**EXTRACTED DATA**
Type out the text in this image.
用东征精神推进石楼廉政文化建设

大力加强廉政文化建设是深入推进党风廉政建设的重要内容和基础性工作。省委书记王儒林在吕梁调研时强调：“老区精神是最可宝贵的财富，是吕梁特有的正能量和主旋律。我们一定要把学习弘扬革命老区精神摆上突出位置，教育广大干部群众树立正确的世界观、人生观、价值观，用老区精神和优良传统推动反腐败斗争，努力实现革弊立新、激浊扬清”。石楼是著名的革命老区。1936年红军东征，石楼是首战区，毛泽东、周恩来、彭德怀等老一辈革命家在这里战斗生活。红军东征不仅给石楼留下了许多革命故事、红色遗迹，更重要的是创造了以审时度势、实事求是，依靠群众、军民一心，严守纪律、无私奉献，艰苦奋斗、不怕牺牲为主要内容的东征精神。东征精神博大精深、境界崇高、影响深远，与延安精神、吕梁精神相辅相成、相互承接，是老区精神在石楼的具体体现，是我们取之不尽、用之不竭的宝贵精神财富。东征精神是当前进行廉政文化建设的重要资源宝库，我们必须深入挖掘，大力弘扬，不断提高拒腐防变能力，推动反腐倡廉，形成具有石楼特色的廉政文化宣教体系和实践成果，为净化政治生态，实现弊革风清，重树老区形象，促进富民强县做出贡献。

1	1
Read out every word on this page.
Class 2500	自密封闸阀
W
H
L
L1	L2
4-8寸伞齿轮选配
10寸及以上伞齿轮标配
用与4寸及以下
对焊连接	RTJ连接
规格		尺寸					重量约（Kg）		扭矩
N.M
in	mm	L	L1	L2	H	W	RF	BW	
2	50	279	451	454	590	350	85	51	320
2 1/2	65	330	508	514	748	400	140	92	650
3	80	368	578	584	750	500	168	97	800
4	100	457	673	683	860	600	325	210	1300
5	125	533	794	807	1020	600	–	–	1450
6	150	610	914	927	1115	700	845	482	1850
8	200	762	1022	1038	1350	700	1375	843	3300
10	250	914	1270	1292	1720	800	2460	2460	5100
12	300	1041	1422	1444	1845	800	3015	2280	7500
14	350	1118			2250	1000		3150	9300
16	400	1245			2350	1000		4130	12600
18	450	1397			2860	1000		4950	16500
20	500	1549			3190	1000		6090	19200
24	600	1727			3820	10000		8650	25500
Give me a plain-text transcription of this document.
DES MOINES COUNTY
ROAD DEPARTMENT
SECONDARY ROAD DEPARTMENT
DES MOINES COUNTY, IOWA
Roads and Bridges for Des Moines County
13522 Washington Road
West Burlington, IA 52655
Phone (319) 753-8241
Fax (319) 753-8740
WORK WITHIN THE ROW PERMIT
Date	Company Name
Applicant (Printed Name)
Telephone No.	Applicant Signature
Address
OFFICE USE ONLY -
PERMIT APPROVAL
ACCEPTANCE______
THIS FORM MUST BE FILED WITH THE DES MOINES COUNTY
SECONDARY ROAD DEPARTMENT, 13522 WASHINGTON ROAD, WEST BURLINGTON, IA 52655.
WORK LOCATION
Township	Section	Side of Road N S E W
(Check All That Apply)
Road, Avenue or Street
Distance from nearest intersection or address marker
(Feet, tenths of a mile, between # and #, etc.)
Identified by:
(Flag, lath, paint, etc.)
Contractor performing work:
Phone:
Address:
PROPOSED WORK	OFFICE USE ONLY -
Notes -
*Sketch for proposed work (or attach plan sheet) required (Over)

**OBJECTIVE**
Go back to the listing above and please repeat it exactly.

**ANSWER BELOW**
Type out the text in this image.
用东征精神推进石楼廉政文化建设

大力加强廉政文化建设是深入推进党风廉政建设的重要内容和基础性工作。省委书记王儒林在吕梁调研时强调：“老区精神是最可宝贵的财富，是吕梁特有的正能量和主旋律。我们一定要把学习弘扬革命老区精神摆上突出位置，教育广大干部群众树立正确的世界观、人生观、价值观，用老区精神和优良传统推动反腐败斗争，努力实现革弊立新、激浊扬清”。石楼是著名的革命老区。1936年红军东征，石楼是首战区，毛泽东、周恩来、彭德怀等老一辈革命家在这里战斗生活。红军东征不仅给石楼留下了许多革命故事、红色遗迹，更重要的是创造了以审时度势、实事求是，依靠群众、军民一心，严守纪律、无私奉献，艰苦奋斗、不怕牺牲为主要内容的东征精神。东征精神博大精深、境界崇高、影响深远，与延安精神、吕梁精神相辅相成、相互承接，是老区精神在石楼的具体体现，是我们取之不尽、用之不竭的宝贵精神财富。东征精神是当前进行廉政文化建设的重要资源宝库，我们必须深入挖掘，大力弘扬，不断提高拒腐防变能力，推动反腐倡廉，形成具有石楼特色的廉政文化宣教体系和实践成果，为净化政治生态，实现弊革风清，重树老区形象，促进富民强县做出贡献。

1	1
Read out every word on this page.
Class 2500	自密封闸阀
W
H
L
L1	L2
4-8寸伞齿轮选配
10寸及以上伞齿轮标配
用与4寸及以下
对焊连接	RTJ连接
规格		尺寸					重量约（Kg）		扭矩
N.M
in	mm	L	L1	L2	H	W	RF	BW	
2	50	279	451	454	590	350	85	51	320
2 1/2	65	330	508	514	748	400	140	92	650
3	80	368	578	584	750	500	168	97	800
4	100	457	673	683	860	600	325	210	1300
5	125	533	794	807	1020	600	–	–	1450
6	150	610	914	927	1115	700	845	482	1850
8	200	762	1022	1038	1350	700	1375	843	3300
10	250	914	1270	1292	1720	800	2460	2460	5100
12	300	1041	1422	1444	1845	800	3015	2280	7500
14	350	1118			2250	1000		3150	9300
16	400	1245			2350	1000		4130	12600
18	450	1397			2860	1000		4950	16500
20	500	1549			3190	1000		6090	19200
24	600	1727			3820	10000		8650	25500
Give me a plain-text transcription of this document.
DES MOINES COUNTY
ROAD DEPARTMENT
SECONDARY ROAD DEPARTMENT
DES MOINES COUNTY, IOWA
Roads and Bridges for Des Moines County
13522 Washington Road
West Burlington, IA 52655
Phone (319) 753-8241
Fax (319) 753-8740
WORK WITHIN THE ROW PERMIT
Date	Company Name
Applicant (Printed Name)
Telephone No.	Applicant Signature
Address
OFFICE USE ONLY -
PERMIT APPROVAL
ACCEPTANCE______
THIS FORM MUST BE FILED WITH THE DES MOINES COUNTY
SECONDARY ROAD DEPARTMENT, 13522 WASHINGTON ROAD, WEST BURLINGTON, IA 52655.
WORK LOCATION
Township	Section	Side of Road N S E W
(Check All That Apply)
Road, Avenue or Street
Distance from nearest intersection or address marker
(Feet, tenths of a mile, between # and #, etc.)
Identified by:
(Flag, lath, paint, etc.)
Contractor performing work:
Phone:
Address:
PROPOSED WORK	OFFICE USE ONLY -
Notes -
*Sketch for proposed work (or attach plan sheet) required (Over)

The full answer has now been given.